Exercise task:
Extract, from the records beneath this instruction, each line that contains the word "todos".

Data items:
==*==

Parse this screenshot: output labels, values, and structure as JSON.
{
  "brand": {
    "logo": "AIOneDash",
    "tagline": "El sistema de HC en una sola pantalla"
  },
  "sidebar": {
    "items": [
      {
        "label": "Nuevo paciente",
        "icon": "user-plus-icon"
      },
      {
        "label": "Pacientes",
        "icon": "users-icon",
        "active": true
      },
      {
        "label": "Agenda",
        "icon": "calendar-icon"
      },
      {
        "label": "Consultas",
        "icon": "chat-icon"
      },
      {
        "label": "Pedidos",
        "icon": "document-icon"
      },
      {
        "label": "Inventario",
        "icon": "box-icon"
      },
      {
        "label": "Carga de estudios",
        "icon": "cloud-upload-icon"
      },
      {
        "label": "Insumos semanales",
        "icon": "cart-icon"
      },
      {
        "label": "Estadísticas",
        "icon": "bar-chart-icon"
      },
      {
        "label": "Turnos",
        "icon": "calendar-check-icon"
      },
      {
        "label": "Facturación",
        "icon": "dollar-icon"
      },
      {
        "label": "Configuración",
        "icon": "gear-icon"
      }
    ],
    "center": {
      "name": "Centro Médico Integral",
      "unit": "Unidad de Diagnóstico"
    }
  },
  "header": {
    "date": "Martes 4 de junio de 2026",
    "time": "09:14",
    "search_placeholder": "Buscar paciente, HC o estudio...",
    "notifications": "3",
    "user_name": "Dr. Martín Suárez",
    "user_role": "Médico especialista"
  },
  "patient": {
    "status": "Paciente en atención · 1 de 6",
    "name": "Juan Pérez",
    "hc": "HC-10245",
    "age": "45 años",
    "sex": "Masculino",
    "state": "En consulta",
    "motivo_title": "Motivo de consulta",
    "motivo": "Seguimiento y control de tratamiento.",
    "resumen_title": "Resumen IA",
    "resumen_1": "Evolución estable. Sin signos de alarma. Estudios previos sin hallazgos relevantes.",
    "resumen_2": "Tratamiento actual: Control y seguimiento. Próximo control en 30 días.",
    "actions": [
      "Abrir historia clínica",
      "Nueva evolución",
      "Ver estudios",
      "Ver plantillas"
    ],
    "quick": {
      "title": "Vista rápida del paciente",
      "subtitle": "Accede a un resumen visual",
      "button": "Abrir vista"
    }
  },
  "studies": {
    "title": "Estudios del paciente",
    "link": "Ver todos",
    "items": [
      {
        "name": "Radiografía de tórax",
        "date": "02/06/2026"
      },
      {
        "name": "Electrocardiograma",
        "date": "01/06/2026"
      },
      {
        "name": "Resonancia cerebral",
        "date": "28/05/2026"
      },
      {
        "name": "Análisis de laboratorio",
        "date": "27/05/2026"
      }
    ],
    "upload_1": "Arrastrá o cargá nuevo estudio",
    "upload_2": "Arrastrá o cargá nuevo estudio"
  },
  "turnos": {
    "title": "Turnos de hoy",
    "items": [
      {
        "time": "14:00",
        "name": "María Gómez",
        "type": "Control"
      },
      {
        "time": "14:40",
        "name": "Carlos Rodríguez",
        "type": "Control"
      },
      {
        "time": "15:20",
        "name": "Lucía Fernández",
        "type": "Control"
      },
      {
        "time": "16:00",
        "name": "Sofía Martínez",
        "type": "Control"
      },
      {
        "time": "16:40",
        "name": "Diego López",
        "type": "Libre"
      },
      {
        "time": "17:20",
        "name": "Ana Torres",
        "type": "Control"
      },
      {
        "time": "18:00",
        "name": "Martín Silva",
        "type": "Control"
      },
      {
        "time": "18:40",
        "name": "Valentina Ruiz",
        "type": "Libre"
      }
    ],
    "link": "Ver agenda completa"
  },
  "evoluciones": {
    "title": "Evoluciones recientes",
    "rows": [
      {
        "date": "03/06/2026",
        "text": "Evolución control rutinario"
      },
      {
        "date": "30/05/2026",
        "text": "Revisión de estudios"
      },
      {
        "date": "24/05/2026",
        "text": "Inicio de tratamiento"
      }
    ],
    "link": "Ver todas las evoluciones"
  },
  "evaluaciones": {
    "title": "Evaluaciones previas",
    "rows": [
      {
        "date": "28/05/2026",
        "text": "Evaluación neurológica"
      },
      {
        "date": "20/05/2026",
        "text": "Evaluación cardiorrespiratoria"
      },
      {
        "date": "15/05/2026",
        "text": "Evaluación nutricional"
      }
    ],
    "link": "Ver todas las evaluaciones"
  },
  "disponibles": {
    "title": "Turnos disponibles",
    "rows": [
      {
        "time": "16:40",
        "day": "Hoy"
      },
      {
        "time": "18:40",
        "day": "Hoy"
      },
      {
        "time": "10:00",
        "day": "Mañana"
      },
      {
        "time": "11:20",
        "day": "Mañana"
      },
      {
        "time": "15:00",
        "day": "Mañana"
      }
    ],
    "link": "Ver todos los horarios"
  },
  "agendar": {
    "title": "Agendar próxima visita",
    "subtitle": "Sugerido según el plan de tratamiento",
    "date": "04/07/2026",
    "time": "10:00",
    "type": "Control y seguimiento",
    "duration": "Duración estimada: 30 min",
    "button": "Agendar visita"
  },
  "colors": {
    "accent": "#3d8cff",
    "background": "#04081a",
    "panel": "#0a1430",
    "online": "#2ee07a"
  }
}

==*==

Output for this exercise:
    "link": "Ver todos",
    "link": "Ver todos los horarios"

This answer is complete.